Count lines holding the string "result" in the data that follows. Reply with one number only.

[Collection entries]
● ● ● ● ● ● ●
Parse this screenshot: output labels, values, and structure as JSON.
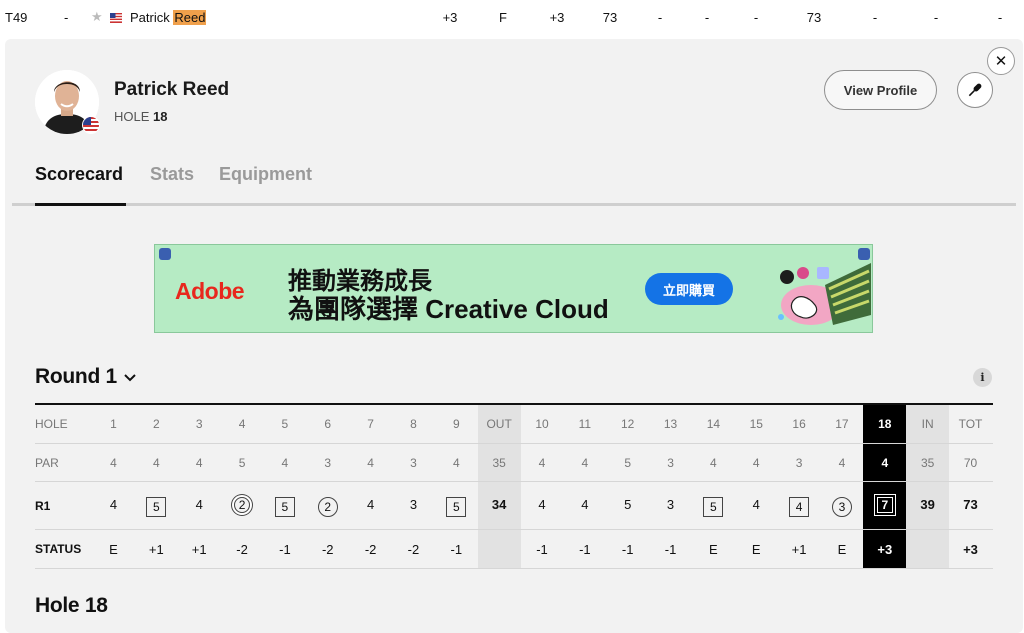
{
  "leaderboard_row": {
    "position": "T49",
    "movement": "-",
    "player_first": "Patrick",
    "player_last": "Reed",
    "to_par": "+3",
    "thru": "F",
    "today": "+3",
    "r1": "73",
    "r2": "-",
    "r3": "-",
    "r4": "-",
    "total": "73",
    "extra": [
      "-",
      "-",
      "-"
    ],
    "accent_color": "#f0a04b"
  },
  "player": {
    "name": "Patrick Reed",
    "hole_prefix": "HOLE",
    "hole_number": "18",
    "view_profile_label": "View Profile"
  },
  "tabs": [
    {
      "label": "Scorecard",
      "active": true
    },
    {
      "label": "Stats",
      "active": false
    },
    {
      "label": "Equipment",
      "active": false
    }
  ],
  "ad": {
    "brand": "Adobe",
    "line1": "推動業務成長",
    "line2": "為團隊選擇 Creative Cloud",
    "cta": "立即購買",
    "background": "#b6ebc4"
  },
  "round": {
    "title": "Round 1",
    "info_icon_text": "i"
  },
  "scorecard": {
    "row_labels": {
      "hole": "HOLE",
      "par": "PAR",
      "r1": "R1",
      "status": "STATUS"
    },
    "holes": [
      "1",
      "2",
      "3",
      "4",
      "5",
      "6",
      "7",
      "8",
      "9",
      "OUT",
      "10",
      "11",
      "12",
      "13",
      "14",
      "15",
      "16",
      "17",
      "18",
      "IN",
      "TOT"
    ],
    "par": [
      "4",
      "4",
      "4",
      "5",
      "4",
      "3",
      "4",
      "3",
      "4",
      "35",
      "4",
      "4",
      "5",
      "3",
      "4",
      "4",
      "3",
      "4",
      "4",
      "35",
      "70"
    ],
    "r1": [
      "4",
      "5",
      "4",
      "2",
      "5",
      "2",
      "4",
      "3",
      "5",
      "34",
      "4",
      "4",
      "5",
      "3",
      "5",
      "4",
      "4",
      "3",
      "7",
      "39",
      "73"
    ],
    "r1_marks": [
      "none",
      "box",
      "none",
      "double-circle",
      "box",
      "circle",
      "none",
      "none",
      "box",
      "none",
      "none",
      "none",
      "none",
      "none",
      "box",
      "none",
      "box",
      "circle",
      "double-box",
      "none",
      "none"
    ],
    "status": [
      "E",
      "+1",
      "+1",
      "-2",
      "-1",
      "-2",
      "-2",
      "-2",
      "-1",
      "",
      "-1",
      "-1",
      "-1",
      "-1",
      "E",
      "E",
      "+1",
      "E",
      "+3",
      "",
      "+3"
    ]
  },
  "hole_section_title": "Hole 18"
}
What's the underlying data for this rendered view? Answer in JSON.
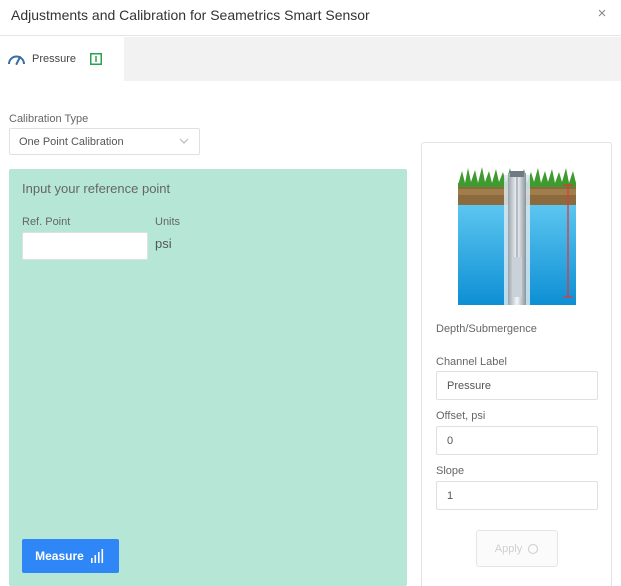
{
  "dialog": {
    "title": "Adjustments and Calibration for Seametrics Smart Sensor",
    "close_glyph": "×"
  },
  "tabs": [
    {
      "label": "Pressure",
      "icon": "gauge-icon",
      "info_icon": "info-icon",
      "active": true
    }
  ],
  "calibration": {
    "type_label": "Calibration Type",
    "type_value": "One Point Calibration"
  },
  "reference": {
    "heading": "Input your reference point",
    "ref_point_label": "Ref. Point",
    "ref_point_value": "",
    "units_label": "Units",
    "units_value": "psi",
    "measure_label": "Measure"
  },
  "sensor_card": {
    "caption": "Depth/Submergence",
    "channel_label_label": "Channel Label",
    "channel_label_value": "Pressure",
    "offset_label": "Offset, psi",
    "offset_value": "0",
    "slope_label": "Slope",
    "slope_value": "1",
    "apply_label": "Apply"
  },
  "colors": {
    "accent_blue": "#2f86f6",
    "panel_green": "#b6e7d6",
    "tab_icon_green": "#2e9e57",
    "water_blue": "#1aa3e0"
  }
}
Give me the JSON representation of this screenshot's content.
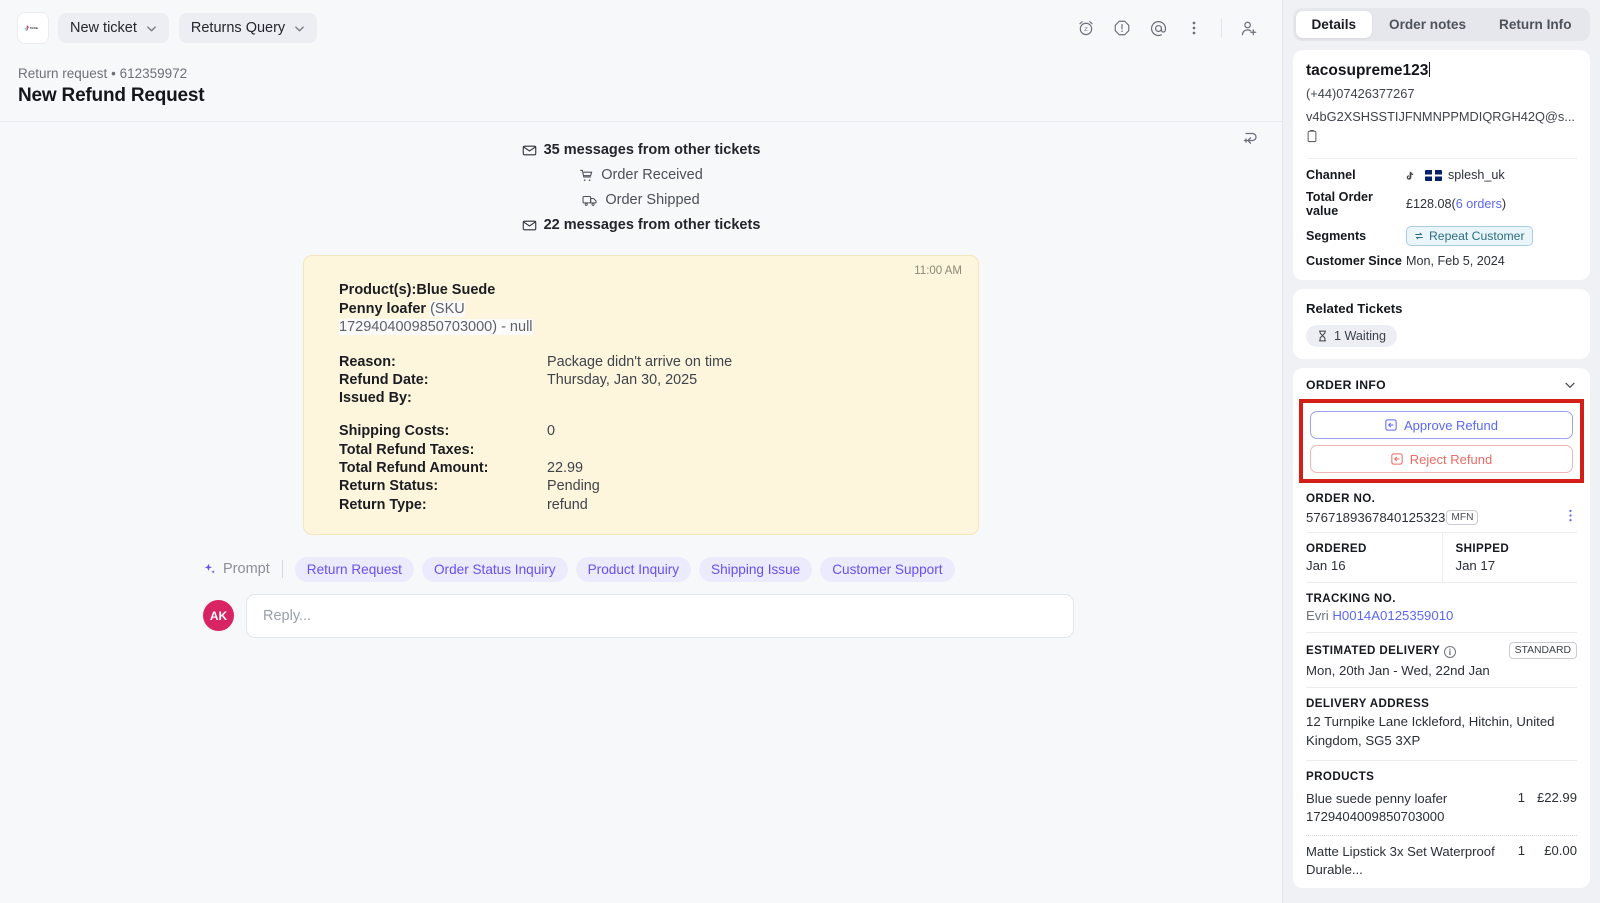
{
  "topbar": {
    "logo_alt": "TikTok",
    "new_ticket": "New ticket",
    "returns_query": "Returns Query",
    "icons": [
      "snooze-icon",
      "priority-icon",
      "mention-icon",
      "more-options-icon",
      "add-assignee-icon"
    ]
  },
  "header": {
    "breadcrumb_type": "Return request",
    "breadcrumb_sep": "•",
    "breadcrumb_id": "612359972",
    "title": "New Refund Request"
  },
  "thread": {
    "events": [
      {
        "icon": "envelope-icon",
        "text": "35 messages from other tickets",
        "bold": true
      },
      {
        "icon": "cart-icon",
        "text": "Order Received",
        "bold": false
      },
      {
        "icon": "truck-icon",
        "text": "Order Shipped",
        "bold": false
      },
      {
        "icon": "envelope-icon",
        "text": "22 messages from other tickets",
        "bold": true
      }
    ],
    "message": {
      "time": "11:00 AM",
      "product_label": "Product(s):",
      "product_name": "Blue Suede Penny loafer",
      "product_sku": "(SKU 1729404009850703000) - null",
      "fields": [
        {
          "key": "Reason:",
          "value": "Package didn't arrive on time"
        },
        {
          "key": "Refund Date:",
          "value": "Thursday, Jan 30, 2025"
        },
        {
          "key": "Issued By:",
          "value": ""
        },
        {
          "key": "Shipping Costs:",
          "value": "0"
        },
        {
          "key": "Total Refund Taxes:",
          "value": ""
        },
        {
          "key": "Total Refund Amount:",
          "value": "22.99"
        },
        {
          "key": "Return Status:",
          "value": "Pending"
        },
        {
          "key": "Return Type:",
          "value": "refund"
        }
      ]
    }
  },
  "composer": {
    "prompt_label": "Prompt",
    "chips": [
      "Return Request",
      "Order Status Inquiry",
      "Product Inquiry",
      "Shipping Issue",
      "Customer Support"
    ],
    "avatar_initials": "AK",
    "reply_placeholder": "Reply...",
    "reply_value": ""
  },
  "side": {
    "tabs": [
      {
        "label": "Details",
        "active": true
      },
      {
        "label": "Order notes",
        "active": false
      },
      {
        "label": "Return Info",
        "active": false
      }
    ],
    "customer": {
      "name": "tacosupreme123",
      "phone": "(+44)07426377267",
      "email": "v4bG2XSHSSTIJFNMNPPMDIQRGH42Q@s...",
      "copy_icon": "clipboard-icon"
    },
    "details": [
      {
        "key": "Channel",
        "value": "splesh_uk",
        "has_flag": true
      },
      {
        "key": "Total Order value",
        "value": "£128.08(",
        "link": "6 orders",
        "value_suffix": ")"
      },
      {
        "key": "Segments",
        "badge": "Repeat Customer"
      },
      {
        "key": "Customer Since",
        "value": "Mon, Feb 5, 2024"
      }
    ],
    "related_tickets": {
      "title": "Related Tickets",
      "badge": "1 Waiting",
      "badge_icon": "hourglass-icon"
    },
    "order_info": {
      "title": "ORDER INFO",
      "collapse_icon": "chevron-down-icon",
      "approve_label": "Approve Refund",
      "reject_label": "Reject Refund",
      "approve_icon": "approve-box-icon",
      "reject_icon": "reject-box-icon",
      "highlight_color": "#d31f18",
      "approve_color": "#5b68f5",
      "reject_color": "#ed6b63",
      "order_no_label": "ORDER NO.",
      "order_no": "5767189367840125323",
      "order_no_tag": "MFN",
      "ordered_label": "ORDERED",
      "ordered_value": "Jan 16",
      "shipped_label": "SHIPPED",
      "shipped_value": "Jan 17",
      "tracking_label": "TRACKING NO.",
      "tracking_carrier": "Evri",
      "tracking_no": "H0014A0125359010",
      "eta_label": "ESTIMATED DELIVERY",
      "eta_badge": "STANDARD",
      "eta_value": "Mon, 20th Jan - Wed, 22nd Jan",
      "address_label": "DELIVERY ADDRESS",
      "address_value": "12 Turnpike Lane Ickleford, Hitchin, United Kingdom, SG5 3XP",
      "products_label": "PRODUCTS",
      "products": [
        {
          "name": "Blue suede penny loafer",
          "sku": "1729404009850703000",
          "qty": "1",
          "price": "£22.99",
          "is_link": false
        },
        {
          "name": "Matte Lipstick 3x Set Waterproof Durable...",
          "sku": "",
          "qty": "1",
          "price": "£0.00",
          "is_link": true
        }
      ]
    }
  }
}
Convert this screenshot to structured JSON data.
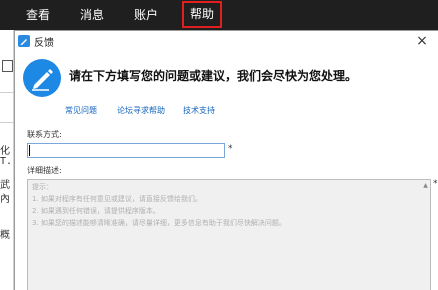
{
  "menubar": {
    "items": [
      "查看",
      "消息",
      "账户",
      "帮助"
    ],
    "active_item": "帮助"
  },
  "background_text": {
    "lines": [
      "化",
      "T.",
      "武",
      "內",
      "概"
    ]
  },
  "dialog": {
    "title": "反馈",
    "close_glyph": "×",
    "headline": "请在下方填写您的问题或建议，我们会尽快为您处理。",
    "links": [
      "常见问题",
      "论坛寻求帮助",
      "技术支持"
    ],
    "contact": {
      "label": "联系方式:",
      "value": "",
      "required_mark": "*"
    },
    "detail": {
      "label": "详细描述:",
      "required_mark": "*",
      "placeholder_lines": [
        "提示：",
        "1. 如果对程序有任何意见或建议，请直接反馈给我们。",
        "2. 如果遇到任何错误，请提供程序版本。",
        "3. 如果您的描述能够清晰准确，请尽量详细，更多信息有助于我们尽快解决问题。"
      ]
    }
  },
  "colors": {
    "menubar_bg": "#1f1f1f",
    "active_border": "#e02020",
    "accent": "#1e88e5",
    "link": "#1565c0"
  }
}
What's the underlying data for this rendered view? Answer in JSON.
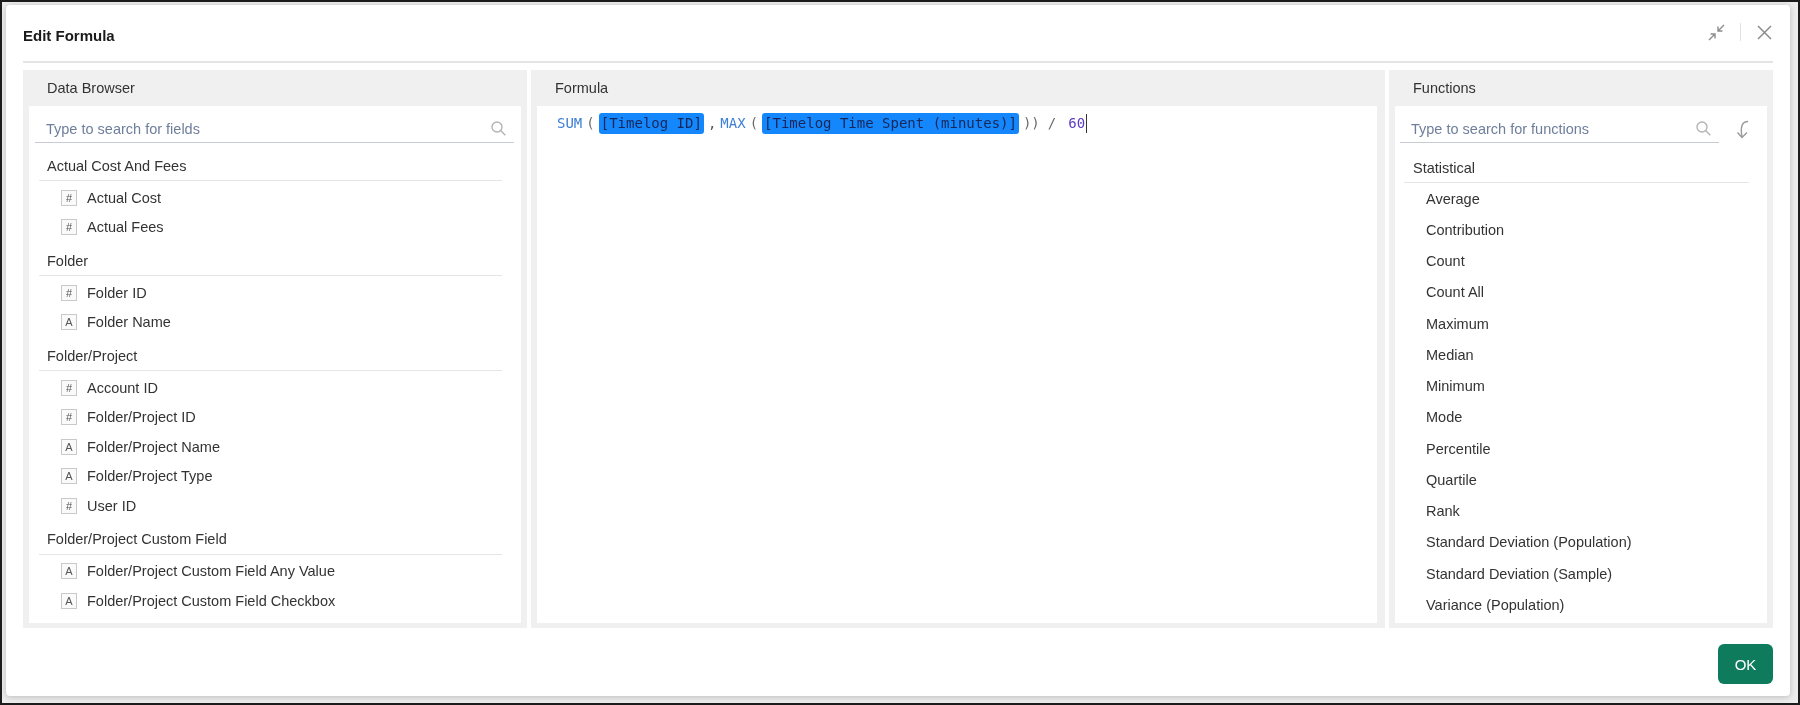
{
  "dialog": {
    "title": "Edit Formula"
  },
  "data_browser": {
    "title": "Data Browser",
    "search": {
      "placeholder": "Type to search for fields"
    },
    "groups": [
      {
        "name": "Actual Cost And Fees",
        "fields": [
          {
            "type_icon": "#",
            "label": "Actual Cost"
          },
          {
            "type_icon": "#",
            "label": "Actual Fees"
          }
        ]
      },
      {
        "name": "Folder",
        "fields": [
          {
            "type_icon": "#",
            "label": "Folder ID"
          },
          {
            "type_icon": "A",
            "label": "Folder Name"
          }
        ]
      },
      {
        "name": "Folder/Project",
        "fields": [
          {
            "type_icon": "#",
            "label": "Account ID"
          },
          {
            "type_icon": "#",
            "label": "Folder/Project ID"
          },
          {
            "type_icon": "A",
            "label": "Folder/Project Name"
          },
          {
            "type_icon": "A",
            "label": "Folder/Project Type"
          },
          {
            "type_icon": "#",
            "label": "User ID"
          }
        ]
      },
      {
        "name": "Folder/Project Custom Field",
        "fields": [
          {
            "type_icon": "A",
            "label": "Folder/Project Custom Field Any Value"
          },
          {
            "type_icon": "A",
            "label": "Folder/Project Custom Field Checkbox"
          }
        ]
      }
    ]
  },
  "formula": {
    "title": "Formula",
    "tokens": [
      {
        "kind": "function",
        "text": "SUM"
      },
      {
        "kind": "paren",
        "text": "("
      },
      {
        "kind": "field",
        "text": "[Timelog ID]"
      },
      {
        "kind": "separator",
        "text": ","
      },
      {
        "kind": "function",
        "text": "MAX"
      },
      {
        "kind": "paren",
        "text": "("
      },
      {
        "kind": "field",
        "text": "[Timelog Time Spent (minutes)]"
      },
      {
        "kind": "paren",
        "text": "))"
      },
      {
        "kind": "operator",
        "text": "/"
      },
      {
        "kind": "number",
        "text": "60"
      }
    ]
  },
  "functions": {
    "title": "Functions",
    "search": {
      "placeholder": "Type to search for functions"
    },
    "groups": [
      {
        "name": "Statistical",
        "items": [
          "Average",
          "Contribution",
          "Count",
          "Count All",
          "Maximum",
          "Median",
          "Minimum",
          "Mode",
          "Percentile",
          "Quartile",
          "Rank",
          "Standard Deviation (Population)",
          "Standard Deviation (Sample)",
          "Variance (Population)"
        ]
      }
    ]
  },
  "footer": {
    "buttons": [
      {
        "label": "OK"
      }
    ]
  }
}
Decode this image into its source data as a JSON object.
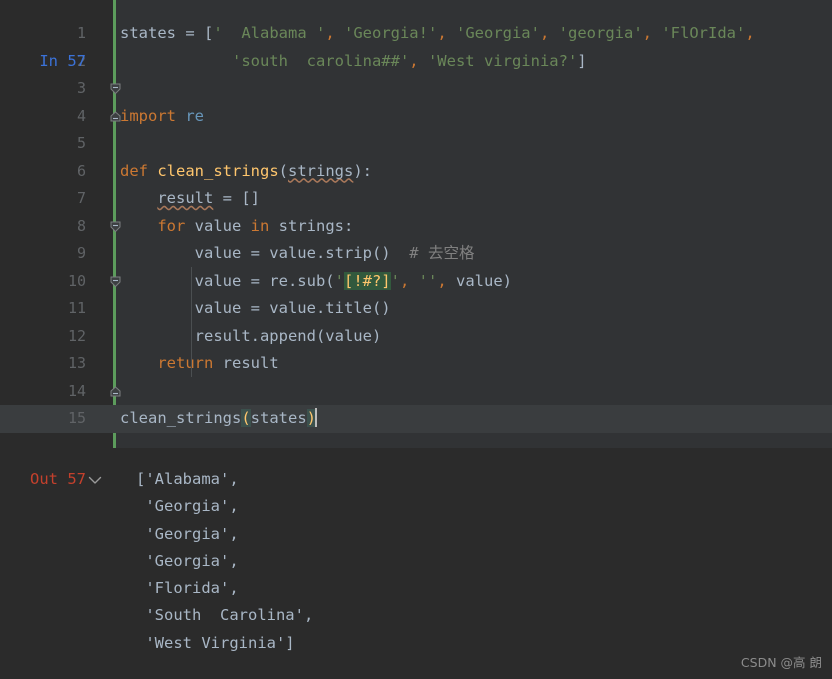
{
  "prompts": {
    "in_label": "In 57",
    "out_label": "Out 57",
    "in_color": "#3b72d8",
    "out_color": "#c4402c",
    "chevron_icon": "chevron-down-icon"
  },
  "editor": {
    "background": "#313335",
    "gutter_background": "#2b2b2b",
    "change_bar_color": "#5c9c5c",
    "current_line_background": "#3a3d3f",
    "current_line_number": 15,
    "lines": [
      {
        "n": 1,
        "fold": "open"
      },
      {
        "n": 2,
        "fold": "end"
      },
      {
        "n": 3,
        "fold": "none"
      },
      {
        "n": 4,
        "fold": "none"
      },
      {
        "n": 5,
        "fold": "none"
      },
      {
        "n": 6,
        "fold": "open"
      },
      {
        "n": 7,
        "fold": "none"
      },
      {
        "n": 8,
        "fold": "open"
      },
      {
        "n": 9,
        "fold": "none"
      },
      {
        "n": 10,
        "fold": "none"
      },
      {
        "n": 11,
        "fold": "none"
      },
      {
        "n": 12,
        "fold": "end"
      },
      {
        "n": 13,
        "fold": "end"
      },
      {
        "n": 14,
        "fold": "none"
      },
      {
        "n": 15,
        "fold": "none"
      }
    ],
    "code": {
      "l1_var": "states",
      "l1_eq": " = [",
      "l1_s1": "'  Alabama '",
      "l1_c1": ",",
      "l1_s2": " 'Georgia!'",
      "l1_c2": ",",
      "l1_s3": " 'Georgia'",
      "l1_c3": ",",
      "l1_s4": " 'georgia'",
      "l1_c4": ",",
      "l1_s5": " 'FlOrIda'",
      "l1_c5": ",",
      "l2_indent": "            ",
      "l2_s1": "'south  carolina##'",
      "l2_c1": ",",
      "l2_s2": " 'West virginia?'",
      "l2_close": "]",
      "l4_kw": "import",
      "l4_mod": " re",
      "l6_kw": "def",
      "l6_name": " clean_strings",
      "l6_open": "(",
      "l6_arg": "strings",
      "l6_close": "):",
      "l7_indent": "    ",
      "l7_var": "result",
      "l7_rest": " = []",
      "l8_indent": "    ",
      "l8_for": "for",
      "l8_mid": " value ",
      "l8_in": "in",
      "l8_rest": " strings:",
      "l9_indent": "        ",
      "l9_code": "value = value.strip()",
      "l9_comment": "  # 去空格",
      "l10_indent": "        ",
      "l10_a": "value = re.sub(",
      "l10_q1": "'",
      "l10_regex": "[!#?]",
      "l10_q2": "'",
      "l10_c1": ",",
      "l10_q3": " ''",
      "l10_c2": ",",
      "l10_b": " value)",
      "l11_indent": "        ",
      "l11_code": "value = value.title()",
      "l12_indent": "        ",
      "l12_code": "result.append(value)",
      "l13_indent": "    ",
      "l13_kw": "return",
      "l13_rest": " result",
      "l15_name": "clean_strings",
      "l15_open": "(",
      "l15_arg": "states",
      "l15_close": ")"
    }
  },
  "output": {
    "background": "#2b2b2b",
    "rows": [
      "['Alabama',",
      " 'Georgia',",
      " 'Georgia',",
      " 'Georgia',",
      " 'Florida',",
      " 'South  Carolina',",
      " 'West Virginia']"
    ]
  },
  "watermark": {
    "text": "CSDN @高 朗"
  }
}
● ● ● ● ● ● ●
### FULL SOLUTION
3